**Material provided:**
[Start]
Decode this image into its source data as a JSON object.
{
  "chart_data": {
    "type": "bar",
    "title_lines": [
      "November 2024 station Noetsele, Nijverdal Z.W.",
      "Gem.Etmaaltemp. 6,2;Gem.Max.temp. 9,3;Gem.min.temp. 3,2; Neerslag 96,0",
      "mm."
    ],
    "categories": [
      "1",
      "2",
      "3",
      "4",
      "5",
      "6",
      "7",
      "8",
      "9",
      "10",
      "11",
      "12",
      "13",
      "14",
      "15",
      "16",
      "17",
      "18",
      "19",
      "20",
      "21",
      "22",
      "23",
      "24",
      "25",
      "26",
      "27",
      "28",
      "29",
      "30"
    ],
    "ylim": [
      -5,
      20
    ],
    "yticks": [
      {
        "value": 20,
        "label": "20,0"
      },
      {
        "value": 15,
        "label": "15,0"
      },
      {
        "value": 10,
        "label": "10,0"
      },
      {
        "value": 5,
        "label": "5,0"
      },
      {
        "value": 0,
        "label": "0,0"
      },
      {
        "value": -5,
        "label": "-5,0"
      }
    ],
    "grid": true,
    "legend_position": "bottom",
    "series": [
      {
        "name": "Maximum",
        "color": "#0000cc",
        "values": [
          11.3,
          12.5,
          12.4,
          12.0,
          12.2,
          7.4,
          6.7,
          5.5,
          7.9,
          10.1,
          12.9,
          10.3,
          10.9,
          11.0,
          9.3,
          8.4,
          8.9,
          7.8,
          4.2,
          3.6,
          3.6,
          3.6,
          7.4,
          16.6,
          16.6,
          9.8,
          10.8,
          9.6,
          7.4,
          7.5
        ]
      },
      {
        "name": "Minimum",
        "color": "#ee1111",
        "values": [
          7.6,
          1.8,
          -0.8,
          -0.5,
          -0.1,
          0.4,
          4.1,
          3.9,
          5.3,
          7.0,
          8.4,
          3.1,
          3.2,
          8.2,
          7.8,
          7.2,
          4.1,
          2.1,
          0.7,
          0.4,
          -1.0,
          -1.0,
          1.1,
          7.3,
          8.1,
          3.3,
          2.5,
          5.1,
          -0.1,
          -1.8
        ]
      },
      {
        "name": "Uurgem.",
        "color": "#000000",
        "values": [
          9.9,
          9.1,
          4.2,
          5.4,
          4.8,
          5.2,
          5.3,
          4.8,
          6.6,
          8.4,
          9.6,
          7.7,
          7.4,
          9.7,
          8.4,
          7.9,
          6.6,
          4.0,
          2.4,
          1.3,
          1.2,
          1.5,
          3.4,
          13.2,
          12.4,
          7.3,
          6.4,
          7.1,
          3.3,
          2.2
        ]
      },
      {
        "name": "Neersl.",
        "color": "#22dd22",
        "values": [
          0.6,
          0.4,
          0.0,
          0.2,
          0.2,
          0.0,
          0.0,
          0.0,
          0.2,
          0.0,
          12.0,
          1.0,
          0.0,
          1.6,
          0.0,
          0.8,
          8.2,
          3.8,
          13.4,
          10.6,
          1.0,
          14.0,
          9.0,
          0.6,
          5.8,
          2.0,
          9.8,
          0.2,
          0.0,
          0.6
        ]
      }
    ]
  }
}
[End]
**Written task:**
Each record above should be output again exactly.

**Written answer:**
Decode this image into its source data as a JSON object.
{
  "chart_data": {
    "type": "bar",
    "title_lines": [
      "November 2024 station Noetsele, Nijverdal Z.W.",
      "Gem.Etmaaltemp. 6,2;Gem.Max.temp. 9,3;Gem.min.temp. 3,2; Neerslag 96,0",
      "mm."
    ],
    "categories": [
      "1",
      "2",
      "3",
      "4",
      "5",
      "6",
      "7",
      "8",
      "9",
      "10",
      "11",
      "12",
      "13",
      "14",
      "15",
      "16",
      "17",
      "18",
      "19",
      "20",
      "21",
      "22",
      "23",
      "24",
      "25",
      "26",
      "27",
      "28",
      "29",
      "30"
    ],
    "ylim": [
      -5,
      20
    ],
    "yticks": [
      {
        "value": 20,
        "label": "20,0"
      },
      {
        "value": 15,
        "label": "15,0"
      },
      {
        "value": 10,
        "label": "10,0"
      },
      {
        "value": 5,
        "label": "5,0"
      },
      {
        "value": 0,
        "label": "0,0"
      },
      {
        "value": -5,
        "label": "-5,0"
      }
    ],
    "grid": true,
    "legend_position": "bottom",
    "series": [
      {
        "name": "Maximum",
        "color": "#0000cc",
        "values": [
          11.3,
          12.5,
          12.4,
          12.0,
          12.2,
          7.4,
          6.7,
          5.5,
          7.9,
          10.1,
          12.9,
          10.3,
          10.9,
          11.0,
          9.3,
          8.4,
          8.9,
          7.8,
          4.2,
          3.6,
          3.6,
          3.6,
          7.4,
          16.6,
          16.6,
          9.8,
          10.8,
          9.6,
          7.4,
          7.5
        ]
      },
      {
        "name": "Minimum",
        "color": "#ee1111",
        "values": [
          7.6,
          1.8,
          -0.8,
          -0.5,
          -0.1,
          0.4,
          4.1,
          3.9,
          5.3,
          7.0,
          8.4,
          3.1,
          3.2,
          8.2,
          7.8,
          7.2,
          4.1,
          2.1,
          0.7,
          0.4,
          -1.0,
          -1.0,
          1.1,
          7.3,
          8.1,
          3.3,
          2.5,
          5.1,
          -0.1,
          -1.8
        ]
      },
      {
        "name": "Uurgem.",
        "color": "#000000",
        "values": [
          9.9,
          9.1,
          4.2,
          5.4,
          4.8,
          5.2,
          5.3,
          4.8,
          6.6,
          8.4,
          9.6,
          7.7,
          7.4,
          9.7,
          8.4,
          7.9,
          6.6,
          4.0,
          2.4,
          1.3,
          1.2,
          1.5,
          3.4,
          13.2,
          12.4,
          7.3,
          6.4,
          7.1,
          3.3,
          2.2
        ]
      },
      {
        "name": "Neersl.",
        "color": "#22dd22",
        "values": [
          0.6,
          0.4,
          0.0,
          0.2,
          0.2,
          0.0,
          0.0,
          0.0,
          0.2,
          0.0,
          12.0,
          1.0,
          0.0,
          1.6,
          0.0,
          0.8,
          8.2,
          3.8,
          13.4,
          10.6,
          1.0,
          14.0,
          9.0,
          0.6,
          5.8,
          2.0,
          9.8,
          0.2,
          0.0,
          0.6
        ]
      }
    ]
  }
}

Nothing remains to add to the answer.